* [Your objective] Using the records below, locate all lines containing "TradingView" and return them.

------ Material for this task

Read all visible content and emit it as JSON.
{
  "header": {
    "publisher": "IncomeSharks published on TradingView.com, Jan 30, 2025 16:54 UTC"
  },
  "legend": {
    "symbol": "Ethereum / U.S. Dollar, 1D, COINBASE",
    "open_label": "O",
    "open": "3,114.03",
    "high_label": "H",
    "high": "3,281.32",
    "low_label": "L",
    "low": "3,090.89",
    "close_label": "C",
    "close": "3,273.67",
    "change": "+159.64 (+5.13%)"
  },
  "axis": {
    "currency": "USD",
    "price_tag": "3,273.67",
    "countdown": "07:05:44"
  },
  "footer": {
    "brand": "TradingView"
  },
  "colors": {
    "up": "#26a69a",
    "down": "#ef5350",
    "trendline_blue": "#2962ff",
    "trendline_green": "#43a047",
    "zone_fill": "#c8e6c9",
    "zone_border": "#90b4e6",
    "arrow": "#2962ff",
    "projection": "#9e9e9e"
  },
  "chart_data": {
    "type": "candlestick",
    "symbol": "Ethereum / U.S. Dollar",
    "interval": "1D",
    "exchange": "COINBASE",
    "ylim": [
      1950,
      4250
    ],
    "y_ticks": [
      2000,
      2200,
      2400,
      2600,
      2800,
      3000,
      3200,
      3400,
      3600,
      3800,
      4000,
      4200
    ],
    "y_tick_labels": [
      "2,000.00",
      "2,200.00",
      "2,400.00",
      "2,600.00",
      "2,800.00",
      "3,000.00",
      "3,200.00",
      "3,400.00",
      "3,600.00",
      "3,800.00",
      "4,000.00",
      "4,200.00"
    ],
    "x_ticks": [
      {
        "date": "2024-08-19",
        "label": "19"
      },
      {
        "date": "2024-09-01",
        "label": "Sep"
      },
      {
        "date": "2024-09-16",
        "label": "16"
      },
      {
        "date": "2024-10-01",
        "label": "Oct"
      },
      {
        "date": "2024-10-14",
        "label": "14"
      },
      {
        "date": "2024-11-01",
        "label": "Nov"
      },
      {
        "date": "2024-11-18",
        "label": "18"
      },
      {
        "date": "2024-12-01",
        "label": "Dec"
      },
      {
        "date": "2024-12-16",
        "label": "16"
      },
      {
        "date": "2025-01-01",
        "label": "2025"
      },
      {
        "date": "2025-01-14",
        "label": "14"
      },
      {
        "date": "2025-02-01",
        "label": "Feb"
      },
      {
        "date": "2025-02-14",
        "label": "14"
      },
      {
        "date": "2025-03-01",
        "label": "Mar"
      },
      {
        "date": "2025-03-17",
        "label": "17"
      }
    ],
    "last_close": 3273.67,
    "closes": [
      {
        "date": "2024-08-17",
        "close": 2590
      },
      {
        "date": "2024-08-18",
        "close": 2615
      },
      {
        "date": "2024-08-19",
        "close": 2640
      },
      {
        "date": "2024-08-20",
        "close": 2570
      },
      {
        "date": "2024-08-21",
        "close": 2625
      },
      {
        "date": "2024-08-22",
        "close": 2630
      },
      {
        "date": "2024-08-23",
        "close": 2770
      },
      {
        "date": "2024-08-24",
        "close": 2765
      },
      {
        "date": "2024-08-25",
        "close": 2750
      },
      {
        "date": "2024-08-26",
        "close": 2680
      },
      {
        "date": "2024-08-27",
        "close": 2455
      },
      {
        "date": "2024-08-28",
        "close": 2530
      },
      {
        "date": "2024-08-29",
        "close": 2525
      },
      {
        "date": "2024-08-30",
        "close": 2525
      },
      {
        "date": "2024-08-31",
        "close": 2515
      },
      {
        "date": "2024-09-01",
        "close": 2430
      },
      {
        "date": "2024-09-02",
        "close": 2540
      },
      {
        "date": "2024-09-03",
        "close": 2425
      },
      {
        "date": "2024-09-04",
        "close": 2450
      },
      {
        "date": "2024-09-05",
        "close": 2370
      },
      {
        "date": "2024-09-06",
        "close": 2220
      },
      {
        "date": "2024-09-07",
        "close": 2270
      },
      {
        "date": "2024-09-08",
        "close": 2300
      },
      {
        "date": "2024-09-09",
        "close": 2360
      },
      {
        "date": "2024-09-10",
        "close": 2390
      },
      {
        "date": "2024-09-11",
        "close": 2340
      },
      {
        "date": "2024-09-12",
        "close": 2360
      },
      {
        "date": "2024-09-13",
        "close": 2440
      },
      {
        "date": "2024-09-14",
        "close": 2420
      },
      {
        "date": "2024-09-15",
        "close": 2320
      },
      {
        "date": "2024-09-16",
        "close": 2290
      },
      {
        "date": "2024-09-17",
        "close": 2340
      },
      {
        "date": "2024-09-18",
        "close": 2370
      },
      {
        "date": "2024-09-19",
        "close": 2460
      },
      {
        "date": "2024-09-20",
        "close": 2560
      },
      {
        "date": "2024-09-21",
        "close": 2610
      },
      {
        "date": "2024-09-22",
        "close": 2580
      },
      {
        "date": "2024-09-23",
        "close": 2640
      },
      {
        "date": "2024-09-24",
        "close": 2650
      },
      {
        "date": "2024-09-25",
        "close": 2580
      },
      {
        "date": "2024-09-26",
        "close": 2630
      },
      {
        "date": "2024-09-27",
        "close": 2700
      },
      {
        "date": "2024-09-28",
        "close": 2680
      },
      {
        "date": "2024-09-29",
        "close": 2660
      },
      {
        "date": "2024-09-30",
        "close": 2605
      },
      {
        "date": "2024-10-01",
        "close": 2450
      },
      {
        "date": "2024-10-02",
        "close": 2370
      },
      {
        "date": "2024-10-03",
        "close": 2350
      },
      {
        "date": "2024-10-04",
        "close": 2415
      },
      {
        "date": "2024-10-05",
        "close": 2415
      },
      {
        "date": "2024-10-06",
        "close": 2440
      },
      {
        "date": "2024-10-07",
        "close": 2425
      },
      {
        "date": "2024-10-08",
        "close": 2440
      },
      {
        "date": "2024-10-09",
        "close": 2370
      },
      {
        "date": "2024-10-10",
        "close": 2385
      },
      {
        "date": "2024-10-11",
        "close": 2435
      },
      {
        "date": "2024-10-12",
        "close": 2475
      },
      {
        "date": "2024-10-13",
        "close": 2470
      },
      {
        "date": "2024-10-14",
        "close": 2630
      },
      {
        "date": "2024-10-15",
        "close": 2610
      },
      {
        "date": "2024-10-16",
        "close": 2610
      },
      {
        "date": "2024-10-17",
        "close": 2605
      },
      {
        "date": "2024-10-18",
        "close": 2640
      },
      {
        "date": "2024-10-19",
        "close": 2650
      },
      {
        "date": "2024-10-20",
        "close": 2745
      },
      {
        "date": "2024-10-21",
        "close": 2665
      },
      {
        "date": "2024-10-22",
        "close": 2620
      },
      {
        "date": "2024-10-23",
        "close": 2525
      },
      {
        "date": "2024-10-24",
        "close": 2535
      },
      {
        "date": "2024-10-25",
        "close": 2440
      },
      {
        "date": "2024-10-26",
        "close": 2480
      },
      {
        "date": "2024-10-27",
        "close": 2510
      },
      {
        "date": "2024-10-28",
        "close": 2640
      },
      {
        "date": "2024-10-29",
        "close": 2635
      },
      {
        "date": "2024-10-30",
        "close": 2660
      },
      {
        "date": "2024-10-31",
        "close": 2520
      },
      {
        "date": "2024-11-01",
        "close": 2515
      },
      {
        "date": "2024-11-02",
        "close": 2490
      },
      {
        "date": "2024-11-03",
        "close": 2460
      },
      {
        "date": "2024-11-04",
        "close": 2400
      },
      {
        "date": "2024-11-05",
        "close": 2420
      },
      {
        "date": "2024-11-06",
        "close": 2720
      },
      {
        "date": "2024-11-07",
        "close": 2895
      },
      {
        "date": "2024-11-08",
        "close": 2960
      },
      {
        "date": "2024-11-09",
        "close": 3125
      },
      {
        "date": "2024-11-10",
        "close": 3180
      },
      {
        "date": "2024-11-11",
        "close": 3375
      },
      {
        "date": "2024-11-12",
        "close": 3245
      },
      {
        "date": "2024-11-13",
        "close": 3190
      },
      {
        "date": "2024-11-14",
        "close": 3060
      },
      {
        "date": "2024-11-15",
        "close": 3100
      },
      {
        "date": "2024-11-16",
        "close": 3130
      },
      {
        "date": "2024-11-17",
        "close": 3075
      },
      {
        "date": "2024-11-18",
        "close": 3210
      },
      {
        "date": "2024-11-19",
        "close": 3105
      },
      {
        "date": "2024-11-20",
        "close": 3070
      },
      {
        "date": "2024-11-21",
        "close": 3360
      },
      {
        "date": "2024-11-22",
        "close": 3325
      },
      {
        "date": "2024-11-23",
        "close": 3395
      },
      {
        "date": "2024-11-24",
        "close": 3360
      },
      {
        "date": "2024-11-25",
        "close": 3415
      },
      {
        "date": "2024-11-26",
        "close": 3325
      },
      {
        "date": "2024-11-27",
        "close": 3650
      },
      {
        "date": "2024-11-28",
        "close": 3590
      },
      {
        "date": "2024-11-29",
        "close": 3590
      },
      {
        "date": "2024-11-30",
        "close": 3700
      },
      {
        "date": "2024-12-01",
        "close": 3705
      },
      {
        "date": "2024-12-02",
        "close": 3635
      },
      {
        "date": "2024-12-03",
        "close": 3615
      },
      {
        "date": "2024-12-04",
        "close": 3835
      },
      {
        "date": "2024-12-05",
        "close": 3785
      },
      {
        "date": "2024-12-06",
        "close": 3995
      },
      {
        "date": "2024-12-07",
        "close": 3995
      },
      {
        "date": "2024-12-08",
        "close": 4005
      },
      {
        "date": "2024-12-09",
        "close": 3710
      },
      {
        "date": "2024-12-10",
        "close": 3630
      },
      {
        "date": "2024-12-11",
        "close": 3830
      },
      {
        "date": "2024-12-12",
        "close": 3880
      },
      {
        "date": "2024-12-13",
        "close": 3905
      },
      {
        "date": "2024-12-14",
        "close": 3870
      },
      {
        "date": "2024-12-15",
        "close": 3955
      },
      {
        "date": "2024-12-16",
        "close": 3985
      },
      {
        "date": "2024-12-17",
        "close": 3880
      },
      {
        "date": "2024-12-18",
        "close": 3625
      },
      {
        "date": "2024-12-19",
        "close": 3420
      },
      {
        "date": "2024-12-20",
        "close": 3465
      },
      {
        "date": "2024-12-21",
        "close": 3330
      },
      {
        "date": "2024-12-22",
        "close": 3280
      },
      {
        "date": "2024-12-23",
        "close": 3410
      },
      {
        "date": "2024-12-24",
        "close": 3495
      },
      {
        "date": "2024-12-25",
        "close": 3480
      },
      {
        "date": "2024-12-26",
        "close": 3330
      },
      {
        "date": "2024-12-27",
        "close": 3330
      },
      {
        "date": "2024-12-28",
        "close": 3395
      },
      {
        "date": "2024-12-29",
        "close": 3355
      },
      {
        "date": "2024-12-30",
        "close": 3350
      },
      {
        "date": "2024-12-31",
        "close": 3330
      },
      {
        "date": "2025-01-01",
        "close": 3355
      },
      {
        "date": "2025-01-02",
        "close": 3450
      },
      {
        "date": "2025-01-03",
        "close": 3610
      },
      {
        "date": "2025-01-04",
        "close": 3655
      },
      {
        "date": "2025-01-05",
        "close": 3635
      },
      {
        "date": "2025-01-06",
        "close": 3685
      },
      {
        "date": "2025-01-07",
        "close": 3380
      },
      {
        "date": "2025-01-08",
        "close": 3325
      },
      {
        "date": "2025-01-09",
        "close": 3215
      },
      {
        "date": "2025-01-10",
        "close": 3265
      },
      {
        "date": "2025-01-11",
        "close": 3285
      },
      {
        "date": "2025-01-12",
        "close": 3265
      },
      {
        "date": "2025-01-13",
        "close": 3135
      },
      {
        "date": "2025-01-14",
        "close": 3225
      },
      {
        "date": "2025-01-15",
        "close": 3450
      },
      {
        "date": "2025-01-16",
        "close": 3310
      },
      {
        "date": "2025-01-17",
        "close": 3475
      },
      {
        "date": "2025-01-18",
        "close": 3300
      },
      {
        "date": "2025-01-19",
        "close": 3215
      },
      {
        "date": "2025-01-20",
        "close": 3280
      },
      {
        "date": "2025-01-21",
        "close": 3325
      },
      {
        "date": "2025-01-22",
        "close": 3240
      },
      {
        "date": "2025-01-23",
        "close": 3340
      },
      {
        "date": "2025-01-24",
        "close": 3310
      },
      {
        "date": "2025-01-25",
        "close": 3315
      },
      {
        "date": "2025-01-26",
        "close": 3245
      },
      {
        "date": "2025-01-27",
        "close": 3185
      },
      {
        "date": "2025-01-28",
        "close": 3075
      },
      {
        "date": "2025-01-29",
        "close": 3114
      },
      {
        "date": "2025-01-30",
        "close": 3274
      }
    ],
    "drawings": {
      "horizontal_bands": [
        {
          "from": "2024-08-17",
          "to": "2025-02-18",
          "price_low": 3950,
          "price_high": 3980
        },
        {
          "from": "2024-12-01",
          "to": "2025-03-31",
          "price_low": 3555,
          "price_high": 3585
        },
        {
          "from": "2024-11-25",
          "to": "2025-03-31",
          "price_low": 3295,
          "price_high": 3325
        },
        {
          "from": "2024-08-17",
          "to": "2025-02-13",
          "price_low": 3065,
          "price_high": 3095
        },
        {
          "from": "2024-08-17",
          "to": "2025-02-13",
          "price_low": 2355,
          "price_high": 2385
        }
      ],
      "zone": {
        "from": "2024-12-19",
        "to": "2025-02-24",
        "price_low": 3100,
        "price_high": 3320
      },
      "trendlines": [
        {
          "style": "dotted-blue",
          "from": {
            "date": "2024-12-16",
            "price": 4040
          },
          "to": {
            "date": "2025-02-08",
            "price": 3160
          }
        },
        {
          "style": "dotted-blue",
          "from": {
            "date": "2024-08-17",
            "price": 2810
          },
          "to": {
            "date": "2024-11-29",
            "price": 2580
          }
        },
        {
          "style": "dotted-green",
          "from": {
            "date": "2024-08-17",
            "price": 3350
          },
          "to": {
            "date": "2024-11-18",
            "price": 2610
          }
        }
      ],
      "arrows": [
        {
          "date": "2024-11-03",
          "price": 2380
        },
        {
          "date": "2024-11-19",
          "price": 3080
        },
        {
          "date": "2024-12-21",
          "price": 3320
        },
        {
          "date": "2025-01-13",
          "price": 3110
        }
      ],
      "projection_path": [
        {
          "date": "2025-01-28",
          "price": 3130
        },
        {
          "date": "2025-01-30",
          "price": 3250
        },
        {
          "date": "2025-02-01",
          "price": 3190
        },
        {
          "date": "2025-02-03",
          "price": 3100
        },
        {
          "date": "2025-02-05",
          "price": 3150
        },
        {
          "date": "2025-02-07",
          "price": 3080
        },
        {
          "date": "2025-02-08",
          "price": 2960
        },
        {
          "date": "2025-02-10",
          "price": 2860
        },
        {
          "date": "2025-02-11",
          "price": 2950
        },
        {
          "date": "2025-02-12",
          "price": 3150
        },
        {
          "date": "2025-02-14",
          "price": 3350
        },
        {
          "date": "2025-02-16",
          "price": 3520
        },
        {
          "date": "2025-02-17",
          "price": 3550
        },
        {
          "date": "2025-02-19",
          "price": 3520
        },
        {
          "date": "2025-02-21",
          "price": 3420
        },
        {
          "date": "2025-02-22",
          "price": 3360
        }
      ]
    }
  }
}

------------

* [Problem solution]
    "publisher": "IncomeSharks published on TradingView.com, Jan 30, 2025 16:54 UTC"
    "brand": "TradingView"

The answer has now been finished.